● **What needs to be done**: Produce an exact copy of all the records.

● **Dataset entries**:
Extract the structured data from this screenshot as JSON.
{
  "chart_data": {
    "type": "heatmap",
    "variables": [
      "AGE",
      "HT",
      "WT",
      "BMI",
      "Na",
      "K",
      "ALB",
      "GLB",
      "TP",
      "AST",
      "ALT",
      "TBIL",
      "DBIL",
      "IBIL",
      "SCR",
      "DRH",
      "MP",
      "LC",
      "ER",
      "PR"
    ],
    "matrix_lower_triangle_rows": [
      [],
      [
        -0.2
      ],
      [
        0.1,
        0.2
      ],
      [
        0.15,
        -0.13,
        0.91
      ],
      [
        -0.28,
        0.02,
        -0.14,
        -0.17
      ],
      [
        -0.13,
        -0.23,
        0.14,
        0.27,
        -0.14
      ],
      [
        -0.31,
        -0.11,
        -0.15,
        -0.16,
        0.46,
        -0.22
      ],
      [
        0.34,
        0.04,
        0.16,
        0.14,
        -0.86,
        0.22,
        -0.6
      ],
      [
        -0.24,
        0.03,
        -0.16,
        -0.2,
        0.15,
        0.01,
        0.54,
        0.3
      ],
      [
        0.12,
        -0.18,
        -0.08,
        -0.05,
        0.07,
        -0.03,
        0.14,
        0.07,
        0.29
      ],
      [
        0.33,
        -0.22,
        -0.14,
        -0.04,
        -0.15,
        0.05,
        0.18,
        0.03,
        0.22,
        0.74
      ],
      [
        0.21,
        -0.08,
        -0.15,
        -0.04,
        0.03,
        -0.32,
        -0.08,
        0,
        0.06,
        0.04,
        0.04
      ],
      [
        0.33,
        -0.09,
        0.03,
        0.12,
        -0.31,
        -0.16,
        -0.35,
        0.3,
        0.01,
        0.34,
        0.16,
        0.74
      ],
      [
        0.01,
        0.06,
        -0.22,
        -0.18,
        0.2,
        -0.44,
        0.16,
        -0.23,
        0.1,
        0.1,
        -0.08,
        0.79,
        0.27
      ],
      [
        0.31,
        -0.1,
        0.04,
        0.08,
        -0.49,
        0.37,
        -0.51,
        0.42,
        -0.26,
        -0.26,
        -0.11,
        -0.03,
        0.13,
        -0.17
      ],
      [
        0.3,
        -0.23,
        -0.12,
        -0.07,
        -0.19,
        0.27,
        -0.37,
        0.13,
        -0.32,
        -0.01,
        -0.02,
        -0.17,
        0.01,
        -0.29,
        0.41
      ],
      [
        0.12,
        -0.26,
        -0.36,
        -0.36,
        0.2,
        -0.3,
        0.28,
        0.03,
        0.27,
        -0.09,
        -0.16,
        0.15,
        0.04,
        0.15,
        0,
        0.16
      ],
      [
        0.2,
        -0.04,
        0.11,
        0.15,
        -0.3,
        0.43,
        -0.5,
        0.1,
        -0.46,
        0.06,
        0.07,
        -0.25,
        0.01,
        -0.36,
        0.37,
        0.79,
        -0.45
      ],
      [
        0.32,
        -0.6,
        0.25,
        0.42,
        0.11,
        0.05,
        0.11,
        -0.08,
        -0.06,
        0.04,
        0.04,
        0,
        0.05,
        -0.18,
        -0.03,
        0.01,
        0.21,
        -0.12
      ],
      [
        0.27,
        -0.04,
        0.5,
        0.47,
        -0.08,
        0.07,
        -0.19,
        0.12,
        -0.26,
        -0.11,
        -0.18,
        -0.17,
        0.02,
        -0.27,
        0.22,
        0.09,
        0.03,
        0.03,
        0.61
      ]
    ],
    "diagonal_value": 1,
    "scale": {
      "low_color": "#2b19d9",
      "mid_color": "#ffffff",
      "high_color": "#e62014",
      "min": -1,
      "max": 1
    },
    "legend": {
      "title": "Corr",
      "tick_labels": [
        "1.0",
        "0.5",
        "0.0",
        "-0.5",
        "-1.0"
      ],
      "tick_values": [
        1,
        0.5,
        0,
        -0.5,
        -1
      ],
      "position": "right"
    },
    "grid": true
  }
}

● **Exercise solution**:
Extract the structured data from this screenshot as JSON.
{
  "chart_data": {
    "type": "heatmap",
    "variables": [
      "AGE",
      "HT",
      "WT",
      "BMI",
      "Na",
      "K",
      "ALB",
      "GLB",
      "TP",
      "AST",
      "ALT",
      "TBIL",
      "DBIL",
      "IBIL",
      "SCR",
      "DRH",
      "MP",
      "LC",
      "ER",
      "PR"
    ],
    "matrix_lower_triangle_rows": [
      [],
      [
        -0.2
      ],
      [
        0.1,
        0.2
      ],
      [
        0.15,
        -0.13,
        0.91
      ],
      [
        -0.28,
        0.02,
        -0.14,
        -0.17
      ],
      [
        -0.13,
        -0.23,
        0.14,
        0.27,
        -0.14
      ],
      [
        -0.31,
        -0.11,
        -0.15,
        -0.16,
        0.46,
        -0.22
      ],
      [
        0.34,
        0.04,
        0.16,
        0.14,
        -0.86,
        0.22,
        -0.6
      ],
      [
        -0.24,
        0.03,
        -0.16,
        -0.2,
        0.15,
        0.01,
        0.54,
        0.3
      ],
      [
        0.12,
        -0.18,
        -0.08,
        -0.05,
        0.07,
        -0.03,
        0.14,
        0.07,
        0.29
      ],
      [
        0.33,
        -0.22,
        -0.14,
        -0.04,
        -0.15,
        0.05,
        0.18,
        0.03,
        0.22,
        0.74
      ],
      [
        0.21,
        -0.08,
        -0.15,
        -0.04,
        0.03,
        -0.32,
        -0.08,
        0,
        0.06,
        0.04,
        0.04
      ],
      [
        0.33,
        -0.09,
        0.03,
        0.12,
        -0.31,
        -0.16,
        -0.35,
        0.3,
        0.01,
        0.34,
        0.16,
        0.74
      ],
      [
        0.01,
        0.06,
        -0.22,
        -0.18,
        0.2,
        -0.44,
        0.16,
        -0.23,
        0.1,
        0.1,
        -0.08,
        0.79,
        0.27
      ],
      [
        0.31,
        -0.1,
        0.04,
        0.08,
        -0.49,
        0.37,
        -0.51,
        0.42,
        -0.26,
        -0.26,
        -0.11,
        -0.03,
        0.13,
        -0.17
      ],
      [
        0.3,
        -0.23,
        -0.12,
        -0.07,
        -0.19,
        0.27,
        -0.37,
        0.13,
        -0.32,
        -0.01,
        -0.02,
        -0.17,
        0.01,
        -0.29,
        0.41
      ],
      [
        0.12,
        -0.26,
        -0.36,
        -0.36,
        0.2,
        -0.3,
        0.28,
        0.03,
        0.27,
        -0.09,
        -0.16,
        0.15,
        0.04,
        0.15,
        0,
        0.16
      ],
      [
        0.2,
        -0.04,
        0.11,
        0.15,
        -0.3,
        0.43,
        -0.5,
        0.1,
        -0.46,
        0.06,
        0.07,
        -0.25,
        0.01,
        -0.36,
        0.37,
        0.79,
        -0.45
      ],
      [
        0.32,
        -0.6,
        0.25,
        0.42,
        0.11,
        0.05,
        0.11,
        -0.08,
        -0.06,
        0.04,
        0.04,
        0,
        0.05,
        -0.18,
        -0.03,
        0.01,
        0.21,
        -0.12
      ],
      [
        0.27,
        -0.04,
        0.5,
        0.47,
        -0.08,
        0.07,
        -0.19,
        0.12,
        -0.26,
        -0.11,
        -0.18,
        -0.17,
        0.02,
        -0.27,
        0.22,
        0.09,
        0.03,
        0.03,
        0.61
      ]
    ],
    "diagonal_value": 1,
    "scale": {
      "low_color": "#2b19d9",
      "mid_color": "#ffffff",
      "high_color": "#e62014",
      "min": -1,
      "max": 1
    },
    "legend": {
      "title": "Corr",
      "tick_labels": [
        "1.0",
        "0.5",
        "0.0",
        "-0.5",
        "-1.0"
      ],
      "tick_values": [
        1,
        0.5,
        0,
        -0.5,
        -1
      ],
      "position": "right"
    },
    "grid": true
  }
}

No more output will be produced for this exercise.